--- Start ---
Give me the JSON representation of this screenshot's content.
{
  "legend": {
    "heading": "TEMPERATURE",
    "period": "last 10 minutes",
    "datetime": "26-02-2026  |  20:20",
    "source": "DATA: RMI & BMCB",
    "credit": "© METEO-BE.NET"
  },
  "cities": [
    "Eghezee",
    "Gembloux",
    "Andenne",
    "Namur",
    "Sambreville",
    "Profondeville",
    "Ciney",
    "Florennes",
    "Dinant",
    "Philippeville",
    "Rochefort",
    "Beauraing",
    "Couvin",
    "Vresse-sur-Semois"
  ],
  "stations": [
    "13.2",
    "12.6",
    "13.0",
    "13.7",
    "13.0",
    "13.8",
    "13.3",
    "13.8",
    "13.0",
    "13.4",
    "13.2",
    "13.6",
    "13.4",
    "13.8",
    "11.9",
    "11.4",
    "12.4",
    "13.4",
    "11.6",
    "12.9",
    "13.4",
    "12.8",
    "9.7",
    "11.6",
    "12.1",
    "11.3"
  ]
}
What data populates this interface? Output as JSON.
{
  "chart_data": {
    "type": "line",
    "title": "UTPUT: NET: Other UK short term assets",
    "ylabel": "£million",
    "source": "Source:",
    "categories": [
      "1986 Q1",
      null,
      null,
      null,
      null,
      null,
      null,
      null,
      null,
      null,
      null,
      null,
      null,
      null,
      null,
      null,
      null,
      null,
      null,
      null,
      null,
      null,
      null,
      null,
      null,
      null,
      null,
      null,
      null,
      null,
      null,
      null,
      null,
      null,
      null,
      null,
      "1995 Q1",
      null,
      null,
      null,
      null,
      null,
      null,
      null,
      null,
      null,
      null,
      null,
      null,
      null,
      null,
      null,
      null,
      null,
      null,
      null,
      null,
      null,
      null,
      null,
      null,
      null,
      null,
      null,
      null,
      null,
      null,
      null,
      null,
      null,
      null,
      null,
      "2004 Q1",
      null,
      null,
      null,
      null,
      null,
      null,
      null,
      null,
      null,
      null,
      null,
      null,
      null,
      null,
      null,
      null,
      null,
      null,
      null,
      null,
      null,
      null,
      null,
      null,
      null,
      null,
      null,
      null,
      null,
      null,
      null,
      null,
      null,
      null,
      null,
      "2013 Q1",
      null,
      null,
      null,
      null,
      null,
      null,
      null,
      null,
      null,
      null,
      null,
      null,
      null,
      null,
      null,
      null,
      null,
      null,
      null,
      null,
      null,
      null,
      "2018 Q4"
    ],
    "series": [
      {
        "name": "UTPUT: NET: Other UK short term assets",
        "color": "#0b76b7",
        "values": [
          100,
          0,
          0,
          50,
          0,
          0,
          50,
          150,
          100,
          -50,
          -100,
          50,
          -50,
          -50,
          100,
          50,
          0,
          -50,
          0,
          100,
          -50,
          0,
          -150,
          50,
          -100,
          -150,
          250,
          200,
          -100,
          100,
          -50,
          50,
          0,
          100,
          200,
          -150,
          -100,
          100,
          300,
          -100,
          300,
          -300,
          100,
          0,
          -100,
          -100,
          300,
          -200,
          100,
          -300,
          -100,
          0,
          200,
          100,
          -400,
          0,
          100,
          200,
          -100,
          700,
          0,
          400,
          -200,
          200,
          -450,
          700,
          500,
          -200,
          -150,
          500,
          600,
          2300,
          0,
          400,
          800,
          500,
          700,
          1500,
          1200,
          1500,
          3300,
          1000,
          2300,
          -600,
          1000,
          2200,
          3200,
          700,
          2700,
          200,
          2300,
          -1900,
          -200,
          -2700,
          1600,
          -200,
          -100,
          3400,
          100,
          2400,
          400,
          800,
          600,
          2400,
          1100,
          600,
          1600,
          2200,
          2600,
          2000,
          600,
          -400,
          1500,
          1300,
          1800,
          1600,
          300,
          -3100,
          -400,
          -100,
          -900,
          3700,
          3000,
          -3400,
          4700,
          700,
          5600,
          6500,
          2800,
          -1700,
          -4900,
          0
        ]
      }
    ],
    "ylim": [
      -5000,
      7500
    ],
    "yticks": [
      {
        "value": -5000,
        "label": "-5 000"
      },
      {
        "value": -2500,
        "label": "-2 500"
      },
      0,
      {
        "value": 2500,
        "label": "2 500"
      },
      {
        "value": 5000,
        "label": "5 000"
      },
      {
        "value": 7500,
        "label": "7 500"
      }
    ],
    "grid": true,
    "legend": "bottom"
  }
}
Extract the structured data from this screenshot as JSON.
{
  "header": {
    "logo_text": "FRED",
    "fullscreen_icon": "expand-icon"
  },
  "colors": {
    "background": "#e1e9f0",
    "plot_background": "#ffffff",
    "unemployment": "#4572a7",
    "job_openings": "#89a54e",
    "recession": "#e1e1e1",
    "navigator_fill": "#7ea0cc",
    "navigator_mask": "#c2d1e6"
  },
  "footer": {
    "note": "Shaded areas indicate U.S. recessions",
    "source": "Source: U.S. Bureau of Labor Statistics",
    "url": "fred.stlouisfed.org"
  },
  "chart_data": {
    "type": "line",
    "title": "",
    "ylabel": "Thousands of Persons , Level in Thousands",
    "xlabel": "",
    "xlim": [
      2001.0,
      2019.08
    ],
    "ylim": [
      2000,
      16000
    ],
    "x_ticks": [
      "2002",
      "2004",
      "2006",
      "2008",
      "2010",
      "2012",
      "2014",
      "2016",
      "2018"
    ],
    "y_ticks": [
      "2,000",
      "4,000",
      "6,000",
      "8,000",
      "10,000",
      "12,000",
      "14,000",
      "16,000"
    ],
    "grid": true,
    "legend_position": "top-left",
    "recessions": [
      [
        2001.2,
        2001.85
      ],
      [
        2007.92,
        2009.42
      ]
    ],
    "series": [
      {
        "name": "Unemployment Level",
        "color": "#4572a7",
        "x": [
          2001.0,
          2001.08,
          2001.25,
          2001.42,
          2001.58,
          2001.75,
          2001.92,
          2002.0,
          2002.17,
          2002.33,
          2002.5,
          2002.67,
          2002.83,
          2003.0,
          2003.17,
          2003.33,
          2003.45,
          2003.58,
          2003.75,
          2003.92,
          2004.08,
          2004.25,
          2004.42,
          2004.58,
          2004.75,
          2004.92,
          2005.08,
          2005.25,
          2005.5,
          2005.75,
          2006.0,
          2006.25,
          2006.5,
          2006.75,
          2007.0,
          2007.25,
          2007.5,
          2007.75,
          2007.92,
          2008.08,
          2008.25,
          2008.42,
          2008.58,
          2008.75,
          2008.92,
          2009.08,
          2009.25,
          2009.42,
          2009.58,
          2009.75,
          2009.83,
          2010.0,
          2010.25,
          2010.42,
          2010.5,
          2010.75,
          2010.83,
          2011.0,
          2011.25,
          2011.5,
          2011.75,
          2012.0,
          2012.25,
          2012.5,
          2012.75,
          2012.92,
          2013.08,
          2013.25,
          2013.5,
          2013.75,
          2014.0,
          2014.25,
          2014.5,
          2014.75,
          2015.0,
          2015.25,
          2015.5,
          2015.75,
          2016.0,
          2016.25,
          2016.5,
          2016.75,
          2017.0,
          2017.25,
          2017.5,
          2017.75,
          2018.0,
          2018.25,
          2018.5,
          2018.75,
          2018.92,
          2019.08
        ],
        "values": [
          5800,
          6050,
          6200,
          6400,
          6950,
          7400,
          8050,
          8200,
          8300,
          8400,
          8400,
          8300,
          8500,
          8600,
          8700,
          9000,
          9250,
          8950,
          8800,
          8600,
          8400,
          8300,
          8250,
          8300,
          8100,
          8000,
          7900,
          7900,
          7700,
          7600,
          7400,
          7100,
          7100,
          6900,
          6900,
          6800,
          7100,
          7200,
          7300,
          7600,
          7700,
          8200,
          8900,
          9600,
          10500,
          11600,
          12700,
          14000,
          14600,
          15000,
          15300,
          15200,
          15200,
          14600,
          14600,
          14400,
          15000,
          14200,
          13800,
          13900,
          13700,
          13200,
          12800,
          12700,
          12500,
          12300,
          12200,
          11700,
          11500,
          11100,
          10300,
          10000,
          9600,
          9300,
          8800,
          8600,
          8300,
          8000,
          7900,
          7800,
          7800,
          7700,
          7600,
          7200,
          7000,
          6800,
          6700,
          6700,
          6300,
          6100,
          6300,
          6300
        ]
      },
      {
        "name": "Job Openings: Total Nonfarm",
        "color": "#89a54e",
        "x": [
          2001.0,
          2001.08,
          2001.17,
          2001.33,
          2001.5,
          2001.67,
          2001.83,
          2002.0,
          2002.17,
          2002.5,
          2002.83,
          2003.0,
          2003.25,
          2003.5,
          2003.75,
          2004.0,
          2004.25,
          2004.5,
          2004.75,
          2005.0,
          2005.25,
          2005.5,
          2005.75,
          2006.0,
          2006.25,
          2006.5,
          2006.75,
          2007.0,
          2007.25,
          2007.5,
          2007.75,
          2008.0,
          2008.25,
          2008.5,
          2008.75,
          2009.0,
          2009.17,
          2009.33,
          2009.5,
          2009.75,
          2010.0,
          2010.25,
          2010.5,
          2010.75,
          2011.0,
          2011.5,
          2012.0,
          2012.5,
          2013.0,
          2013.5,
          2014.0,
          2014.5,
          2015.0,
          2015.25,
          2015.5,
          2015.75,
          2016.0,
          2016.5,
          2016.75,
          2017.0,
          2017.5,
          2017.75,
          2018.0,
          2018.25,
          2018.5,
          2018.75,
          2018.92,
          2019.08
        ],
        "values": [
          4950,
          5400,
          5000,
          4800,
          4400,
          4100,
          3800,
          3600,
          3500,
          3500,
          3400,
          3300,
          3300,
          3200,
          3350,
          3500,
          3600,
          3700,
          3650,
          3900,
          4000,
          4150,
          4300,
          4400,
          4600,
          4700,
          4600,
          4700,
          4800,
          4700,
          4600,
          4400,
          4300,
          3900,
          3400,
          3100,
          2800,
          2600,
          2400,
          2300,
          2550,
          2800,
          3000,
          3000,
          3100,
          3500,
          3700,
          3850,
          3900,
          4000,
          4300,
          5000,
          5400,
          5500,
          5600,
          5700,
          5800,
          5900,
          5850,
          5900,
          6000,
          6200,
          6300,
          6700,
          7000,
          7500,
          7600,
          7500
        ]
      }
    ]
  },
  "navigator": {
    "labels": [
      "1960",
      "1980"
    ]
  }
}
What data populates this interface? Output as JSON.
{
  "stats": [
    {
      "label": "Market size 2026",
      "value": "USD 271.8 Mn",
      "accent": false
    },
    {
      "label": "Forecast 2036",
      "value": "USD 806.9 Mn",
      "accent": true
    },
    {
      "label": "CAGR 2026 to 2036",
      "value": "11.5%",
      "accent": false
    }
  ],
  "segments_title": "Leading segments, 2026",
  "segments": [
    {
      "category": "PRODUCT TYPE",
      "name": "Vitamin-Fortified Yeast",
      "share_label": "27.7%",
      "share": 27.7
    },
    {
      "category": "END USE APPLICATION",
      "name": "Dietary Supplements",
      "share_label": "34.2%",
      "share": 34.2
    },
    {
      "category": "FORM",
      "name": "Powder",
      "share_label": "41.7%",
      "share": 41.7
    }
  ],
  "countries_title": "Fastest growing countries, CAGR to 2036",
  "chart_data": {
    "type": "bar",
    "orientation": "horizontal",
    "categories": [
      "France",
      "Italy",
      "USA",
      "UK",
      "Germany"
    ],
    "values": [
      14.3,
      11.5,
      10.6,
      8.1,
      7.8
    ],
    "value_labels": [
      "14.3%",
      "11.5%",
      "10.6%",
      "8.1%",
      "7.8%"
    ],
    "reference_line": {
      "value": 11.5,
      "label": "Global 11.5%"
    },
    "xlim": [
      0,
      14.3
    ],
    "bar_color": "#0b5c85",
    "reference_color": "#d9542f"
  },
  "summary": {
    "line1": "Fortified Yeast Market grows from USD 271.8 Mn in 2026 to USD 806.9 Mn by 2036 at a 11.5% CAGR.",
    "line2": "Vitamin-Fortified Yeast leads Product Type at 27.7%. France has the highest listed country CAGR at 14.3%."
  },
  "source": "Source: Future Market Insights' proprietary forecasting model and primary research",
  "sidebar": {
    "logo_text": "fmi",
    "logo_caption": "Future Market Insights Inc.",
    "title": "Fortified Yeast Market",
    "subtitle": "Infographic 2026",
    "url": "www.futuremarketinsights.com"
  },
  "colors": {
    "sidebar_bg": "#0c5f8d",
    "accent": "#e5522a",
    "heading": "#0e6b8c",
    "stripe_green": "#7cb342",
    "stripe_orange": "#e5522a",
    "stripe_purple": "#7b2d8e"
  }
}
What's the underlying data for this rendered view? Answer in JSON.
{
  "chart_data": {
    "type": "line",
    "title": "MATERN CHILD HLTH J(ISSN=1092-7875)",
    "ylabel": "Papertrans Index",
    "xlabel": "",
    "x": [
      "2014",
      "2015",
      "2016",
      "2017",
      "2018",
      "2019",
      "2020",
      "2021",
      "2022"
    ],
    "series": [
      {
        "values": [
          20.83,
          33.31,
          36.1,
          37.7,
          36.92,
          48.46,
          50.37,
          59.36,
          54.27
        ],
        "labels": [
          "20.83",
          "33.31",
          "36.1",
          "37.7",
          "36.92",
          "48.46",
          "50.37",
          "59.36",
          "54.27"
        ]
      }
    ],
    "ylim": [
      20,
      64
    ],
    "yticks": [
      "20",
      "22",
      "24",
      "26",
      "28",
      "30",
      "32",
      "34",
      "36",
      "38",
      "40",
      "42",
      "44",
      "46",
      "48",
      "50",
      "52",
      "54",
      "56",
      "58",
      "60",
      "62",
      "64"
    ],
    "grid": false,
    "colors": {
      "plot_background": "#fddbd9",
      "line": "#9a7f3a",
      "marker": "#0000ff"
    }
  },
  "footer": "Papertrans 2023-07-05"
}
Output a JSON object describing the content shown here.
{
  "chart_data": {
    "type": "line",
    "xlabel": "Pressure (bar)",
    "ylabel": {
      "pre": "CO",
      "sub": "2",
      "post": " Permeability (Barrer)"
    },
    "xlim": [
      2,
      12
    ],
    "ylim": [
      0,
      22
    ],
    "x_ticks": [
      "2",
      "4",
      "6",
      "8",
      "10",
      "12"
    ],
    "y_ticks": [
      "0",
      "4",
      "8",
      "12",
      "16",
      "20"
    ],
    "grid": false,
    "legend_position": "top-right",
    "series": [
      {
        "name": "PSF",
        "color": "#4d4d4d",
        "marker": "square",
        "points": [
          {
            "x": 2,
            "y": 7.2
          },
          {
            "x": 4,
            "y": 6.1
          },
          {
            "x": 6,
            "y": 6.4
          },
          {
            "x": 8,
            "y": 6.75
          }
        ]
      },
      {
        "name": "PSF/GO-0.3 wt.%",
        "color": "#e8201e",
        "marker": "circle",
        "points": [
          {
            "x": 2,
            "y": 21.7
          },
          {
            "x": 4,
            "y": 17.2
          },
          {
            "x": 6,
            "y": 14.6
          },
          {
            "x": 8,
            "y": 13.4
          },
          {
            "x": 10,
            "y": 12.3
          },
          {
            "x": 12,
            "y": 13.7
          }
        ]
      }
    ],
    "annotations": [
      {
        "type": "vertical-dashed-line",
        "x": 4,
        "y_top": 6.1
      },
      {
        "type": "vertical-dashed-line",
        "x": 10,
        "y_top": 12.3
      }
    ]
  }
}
--- End ---
Within the material above, find the lines that contain the word "segments"; copy them.

  "segments_title": "Leading segments, 2026",
  "segments": [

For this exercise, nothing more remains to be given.